▸ **THE PROBLEM**:
Keep only the lines of the listing that include the word "Heliocentric", and copy them.

▸ **Items from a dataset**:
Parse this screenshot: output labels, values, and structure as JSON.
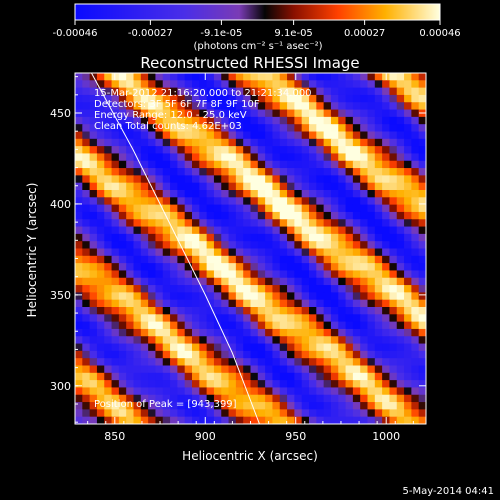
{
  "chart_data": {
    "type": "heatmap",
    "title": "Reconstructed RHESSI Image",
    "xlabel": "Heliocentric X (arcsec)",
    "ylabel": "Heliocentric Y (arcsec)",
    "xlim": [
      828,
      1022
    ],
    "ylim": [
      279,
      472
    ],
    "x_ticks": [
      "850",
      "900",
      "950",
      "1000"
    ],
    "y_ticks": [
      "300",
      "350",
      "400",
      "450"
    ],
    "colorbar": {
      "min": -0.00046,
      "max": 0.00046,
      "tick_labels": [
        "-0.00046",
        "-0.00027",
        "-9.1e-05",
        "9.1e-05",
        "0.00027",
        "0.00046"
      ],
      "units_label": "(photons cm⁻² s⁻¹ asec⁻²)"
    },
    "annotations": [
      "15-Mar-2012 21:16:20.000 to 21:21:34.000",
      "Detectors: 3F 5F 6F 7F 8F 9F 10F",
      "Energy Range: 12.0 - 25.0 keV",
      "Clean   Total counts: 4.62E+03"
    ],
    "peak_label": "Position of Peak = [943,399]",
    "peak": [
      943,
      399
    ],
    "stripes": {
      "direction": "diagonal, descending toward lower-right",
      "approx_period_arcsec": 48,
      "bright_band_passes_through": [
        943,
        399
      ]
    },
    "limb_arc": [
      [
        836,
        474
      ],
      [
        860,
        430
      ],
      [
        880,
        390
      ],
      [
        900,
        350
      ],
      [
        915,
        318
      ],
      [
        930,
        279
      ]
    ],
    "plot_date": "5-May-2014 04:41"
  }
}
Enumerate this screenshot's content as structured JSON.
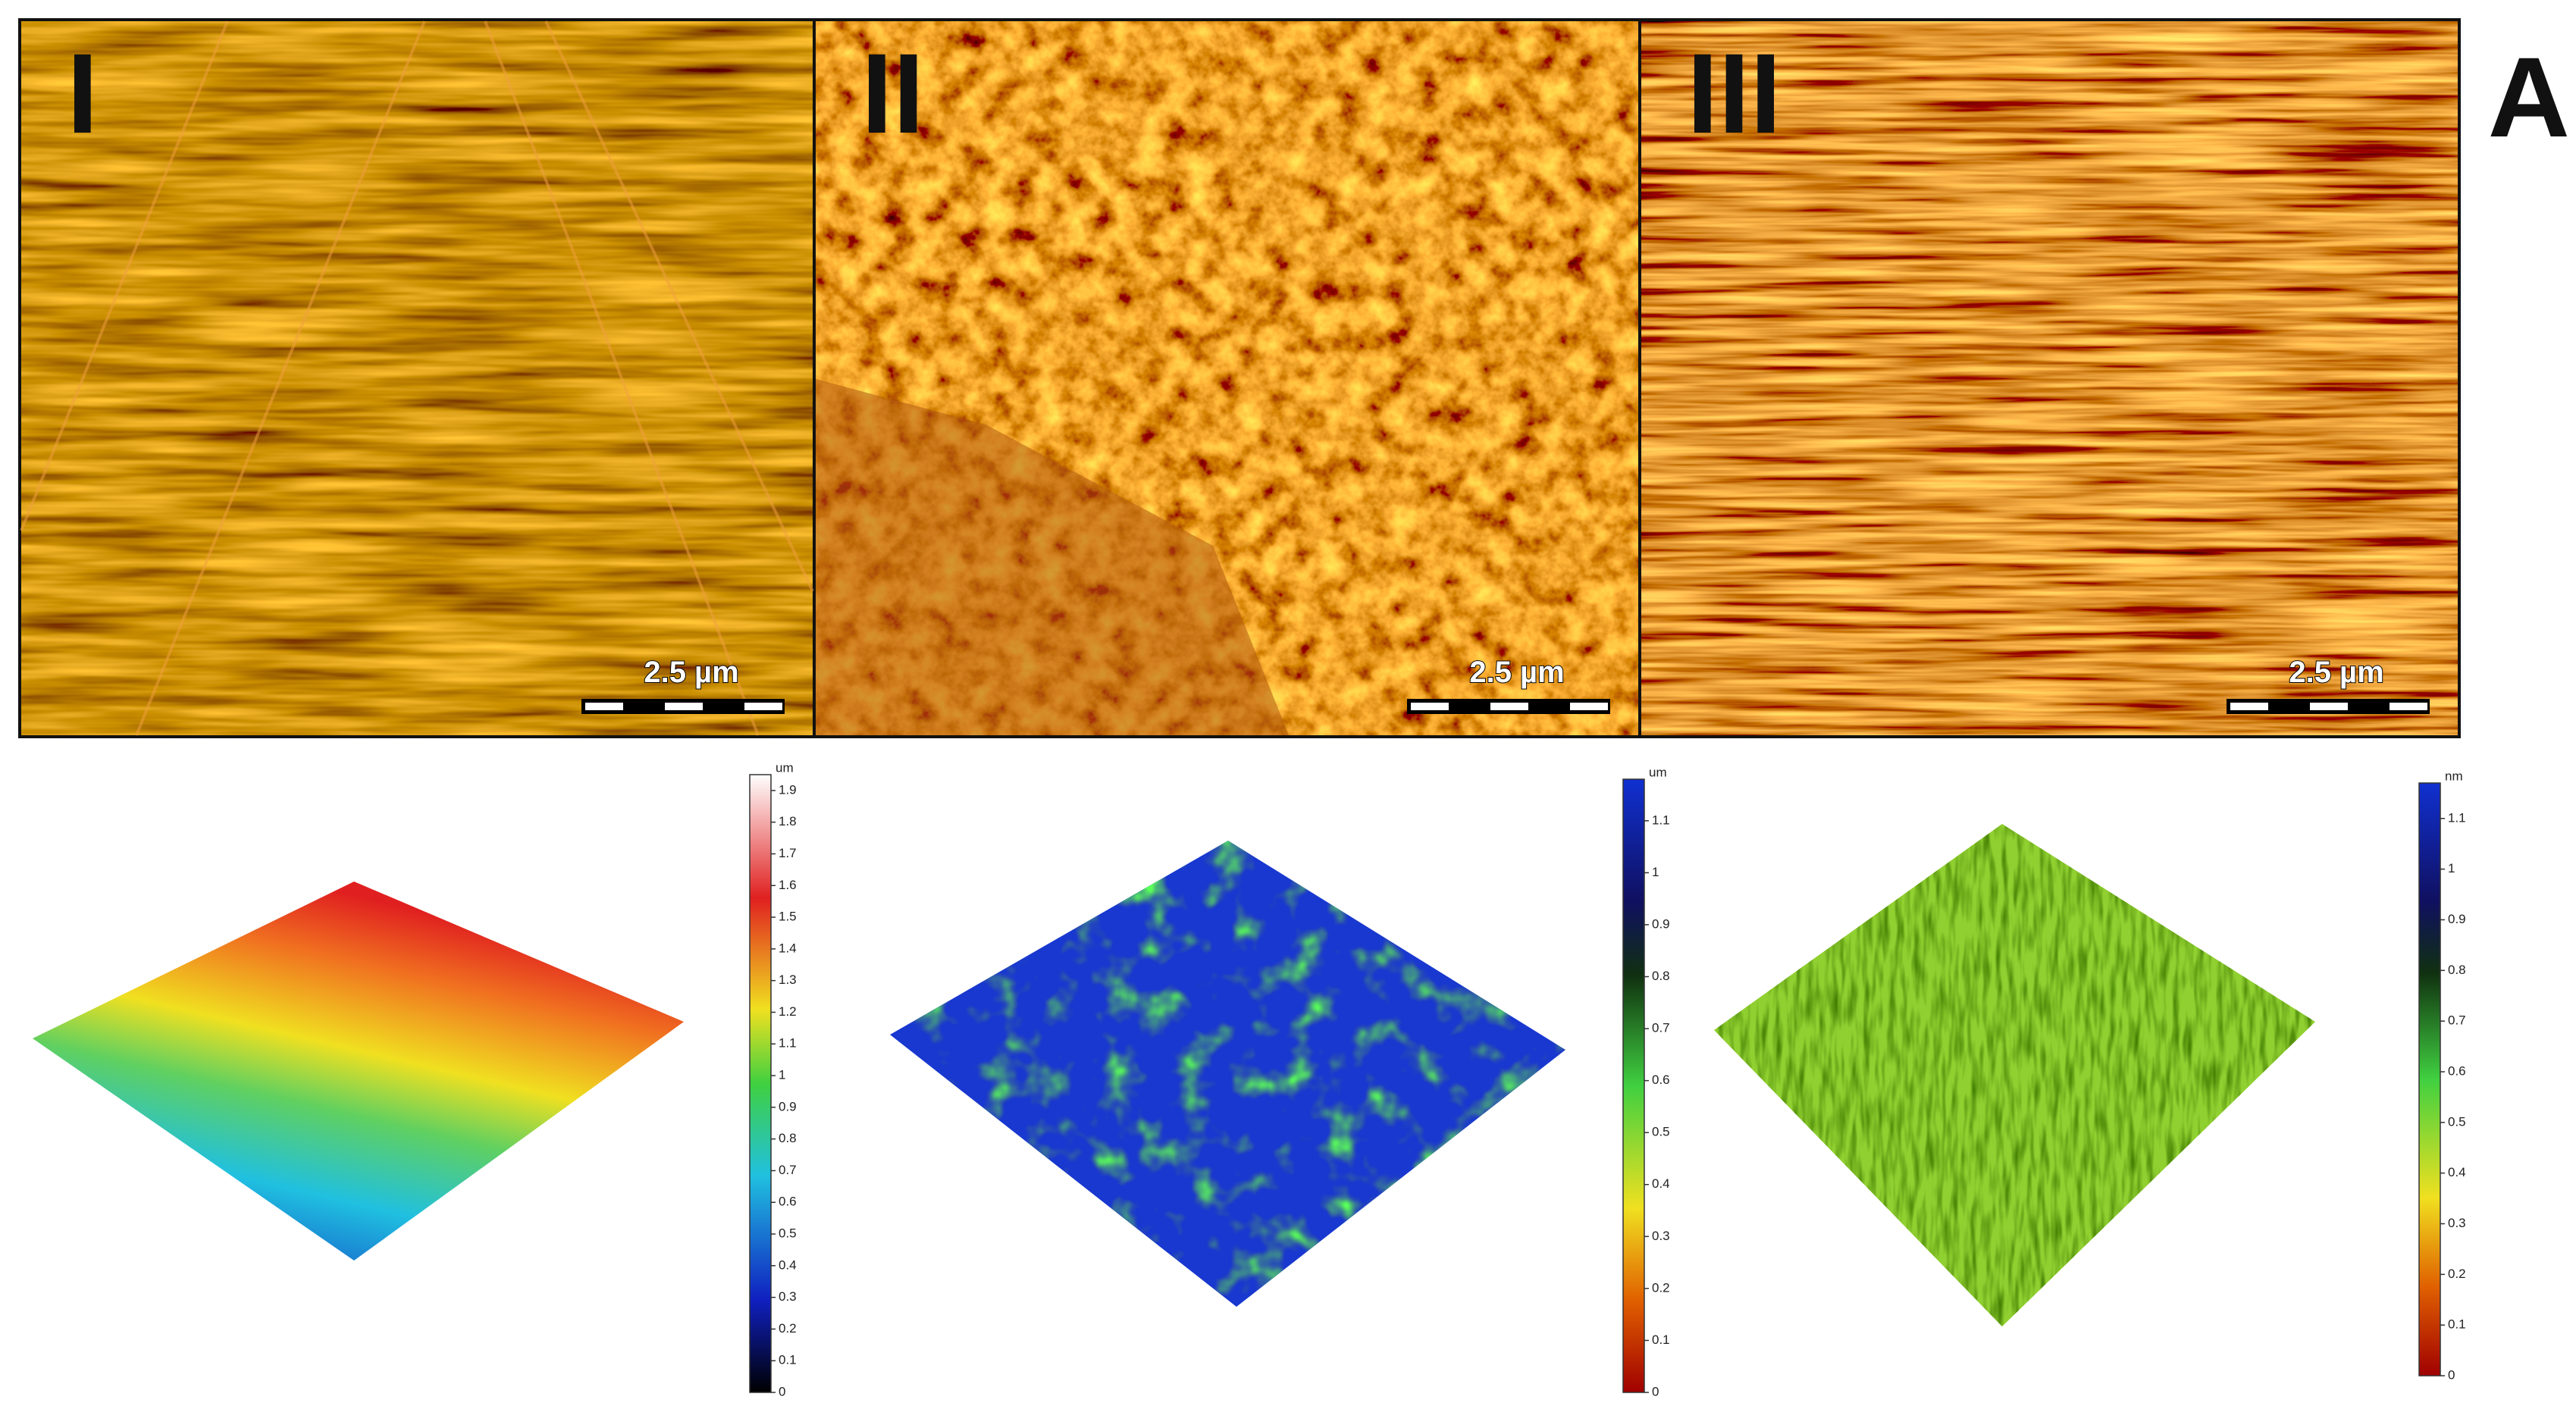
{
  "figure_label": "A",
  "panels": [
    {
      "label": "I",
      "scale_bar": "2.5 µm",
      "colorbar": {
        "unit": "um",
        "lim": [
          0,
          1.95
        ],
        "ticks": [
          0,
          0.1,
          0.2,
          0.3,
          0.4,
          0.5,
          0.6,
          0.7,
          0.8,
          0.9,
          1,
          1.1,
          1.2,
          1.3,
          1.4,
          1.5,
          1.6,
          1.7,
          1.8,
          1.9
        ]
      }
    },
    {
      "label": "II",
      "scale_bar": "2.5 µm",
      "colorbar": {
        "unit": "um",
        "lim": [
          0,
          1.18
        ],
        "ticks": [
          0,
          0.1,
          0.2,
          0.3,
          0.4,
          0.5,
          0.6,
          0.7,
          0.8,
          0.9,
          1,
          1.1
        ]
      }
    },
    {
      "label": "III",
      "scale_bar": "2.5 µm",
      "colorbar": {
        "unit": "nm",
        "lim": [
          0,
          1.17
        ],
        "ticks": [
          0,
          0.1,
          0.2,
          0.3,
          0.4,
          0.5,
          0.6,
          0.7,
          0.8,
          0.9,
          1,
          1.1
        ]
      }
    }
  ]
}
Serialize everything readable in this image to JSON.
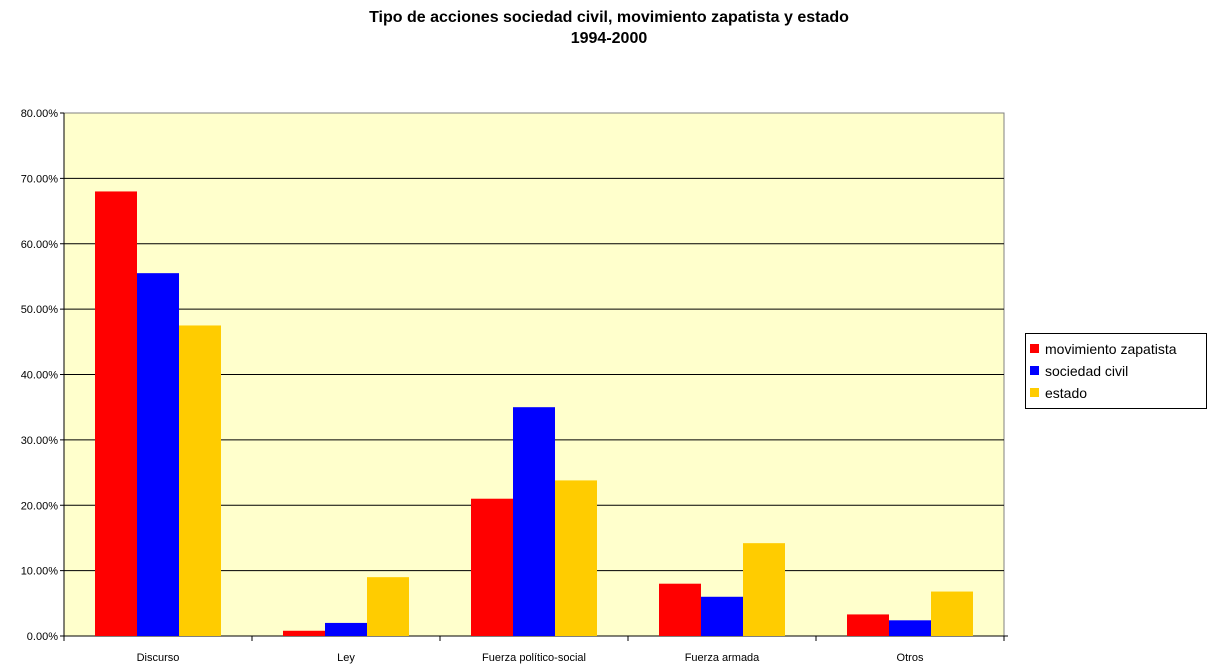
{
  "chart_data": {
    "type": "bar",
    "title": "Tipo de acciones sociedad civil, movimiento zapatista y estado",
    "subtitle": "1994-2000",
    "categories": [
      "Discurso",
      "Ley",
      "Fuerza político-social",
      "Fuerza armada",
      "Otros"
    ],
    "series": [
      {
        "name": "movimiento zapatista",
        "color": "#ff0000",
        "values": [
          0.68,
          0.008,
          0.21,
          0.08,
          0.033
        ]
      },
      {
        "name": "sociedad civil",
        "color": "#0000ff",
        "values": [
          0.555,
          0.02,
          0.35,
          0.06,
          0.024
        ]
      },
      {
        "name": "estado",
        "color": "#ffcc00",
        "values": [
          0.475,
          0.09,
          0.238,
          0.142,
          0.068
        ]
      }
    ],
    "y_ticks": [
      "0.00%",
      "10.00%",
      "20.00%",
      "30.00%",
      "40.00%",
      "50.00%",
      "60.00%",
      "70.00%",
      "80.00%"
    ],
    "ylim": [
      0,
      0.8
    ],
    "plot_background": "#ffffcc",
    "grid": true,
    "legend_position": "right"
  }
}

▸ **THE RESPONSE**:
    "xlabel": "Heliocentric X (arcsec)",
    "ylabel": "Heliocentric Y (arcsec)",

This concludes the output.